Items from a dataset:
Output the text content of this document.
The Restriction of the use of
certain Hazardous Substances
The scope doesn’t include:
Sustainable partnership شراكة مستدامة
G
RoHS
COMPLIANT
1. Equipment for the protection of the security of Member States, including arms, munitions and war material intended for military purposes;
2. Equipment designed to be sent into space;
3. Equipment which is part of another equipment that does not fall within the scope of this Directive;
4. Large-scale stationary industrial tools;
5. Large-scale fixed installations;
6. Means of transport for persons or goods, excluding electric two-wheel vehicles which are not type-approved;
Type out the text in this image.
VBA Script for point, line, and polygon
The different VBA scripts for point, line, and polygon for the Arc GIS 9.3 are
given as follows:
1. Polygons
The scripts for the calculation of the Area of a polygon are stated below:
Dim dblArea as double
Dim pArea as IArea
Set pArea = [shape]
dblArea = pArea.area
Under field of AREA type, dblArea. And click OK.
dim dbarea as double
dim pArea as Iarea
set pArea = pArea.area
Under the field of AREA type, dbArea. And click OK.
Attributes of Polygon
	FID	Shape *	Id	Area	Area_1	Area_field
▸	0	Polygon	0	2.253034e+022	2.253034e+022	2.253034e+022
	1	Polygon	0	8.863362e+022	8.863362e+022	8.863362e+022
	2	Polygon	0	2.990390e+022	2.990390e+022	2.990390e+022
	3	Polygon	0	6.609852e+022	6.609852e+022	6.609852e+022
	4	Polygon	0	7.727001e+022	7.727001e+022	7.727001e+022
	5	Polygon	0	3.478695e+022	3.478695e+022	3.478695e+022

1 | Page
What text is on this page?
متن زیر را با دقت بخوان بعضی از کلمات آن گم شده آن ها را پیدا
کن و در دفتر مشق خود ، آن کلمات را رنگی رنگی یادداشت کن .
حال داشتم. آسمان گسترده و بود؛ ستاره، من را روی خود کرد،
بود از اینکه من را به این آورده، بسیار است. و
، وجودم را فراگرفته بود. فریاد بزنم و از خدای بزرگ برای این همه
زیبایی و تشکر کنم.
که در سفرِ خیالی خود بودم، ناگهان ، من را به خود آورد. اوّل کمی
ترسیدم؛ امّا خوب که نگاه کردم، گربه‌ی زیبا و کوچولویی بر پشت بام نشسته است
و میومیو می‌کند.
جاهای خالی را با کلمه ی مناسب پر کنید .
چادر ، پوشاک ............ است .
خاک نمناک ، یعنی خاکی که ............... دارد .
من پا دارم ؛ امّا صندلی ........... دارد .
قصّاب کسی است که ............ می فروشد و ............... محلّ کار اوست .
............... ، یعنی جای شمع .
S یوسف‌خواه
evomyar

[Aim] All of the entries should be written out again exactly.

[Solution for this exercise]
Output the text content of this document.
The Restriction of the use of
certain Hazardous Substances
The scope doesn’t include:
Sustainable partnership شراكة مستدامة
G
RoHS
COMPLIANT
1. Equipment for the protection of the security of Member States, including arms, munitions and war material intended for military purposes;
2. Equipment designed to be sent into space;
3. Equipment which is part of another equipment that does not fall within the scope of this Directive;
4. Large-scale stationary industrial tools;
5. Large-scale fixed installations;
6. Means of transport for persons or goods, excluding electric two-wheel vehicles which are not type-approved;
Type out the text in this image.
VBA Script for point, line, and polygon
The different VBA scripts for point, line, and polygon for the Arc GIS 9.3 are
given as follows:
1. Polygons
The scripts for the calculation of the Area of a polygon are stated below:
Dim dblArea as double
Dim pArea as IArea
Set pArea = [shape]
dblArea = pArea.area
Under field of AREA type, dblArea. And click OK.
dim dbarea as double
dim pArea as Iarea
set pArea = pArea.area
Under the field of AREA type, dbArea. And click OK.
Attributes of Polygon
	FID	Shape *	Id	Area	Area_1	Area_field
▸	0	Polygon	0	2.253034e+022	2.253034e+022	2.253034e+022
	1	Polygon	0	8.863362e+022	8.863362e+022	8.863362e+022
	2	Polygon	0	2.990390e+022	2.990390e+022	2.990390e+022
	3	Polygon	0	6.609852e+022	6.609852e+022	6.609852e+022
	4	Polygon	0	7.727001e+022	7.727001e+022	7.727001e+022
	5	Polygon	0	3.478695e+022	3.478695e+022	3.478695e+022

1 | Page
What text is on this page?
متن زیر را با دقت بخوان بعضی از کلمات آن گم شده آن ها را پیدا
کن و در دفتر مشق خود ، آن کلمات را رنگی رنگی یادداشت کن .
حال داشتم. آسمان گسترده و بود؛ ستاره، من را روی خود کرد،
بود از اینکه من را به این آورده، بسیار است. و
، وجودم را فراگرفته بود. فریاد بزنم و از خدای بزرگ برای این همه
زیبایی و تشکر کنم.
که در سفرِ خیالی خود بودم، ناگهان ، من را به خود آورد. اوّل کمی
ترسیدم؛ امّا خوب که نگاه کردم، گربه‌ی زیبا و کوچولویی بر پشت بام نشسته است
و میومیو می‌کند.
جاهای خالی را با کلمه ی مناسب پر کنید .
چادر ، پوشاک ............ است .
خاک نمناک ، یعنی خاکی که ............... دارد .
من پا دارم ؛ امّا صندلی ........... دارد .
قصّاب کسی است که ............ می فروشد و ............... محلّ کار اوست .
............... ، یعنی جای شمع .
S یوسف‌خواه
evomyar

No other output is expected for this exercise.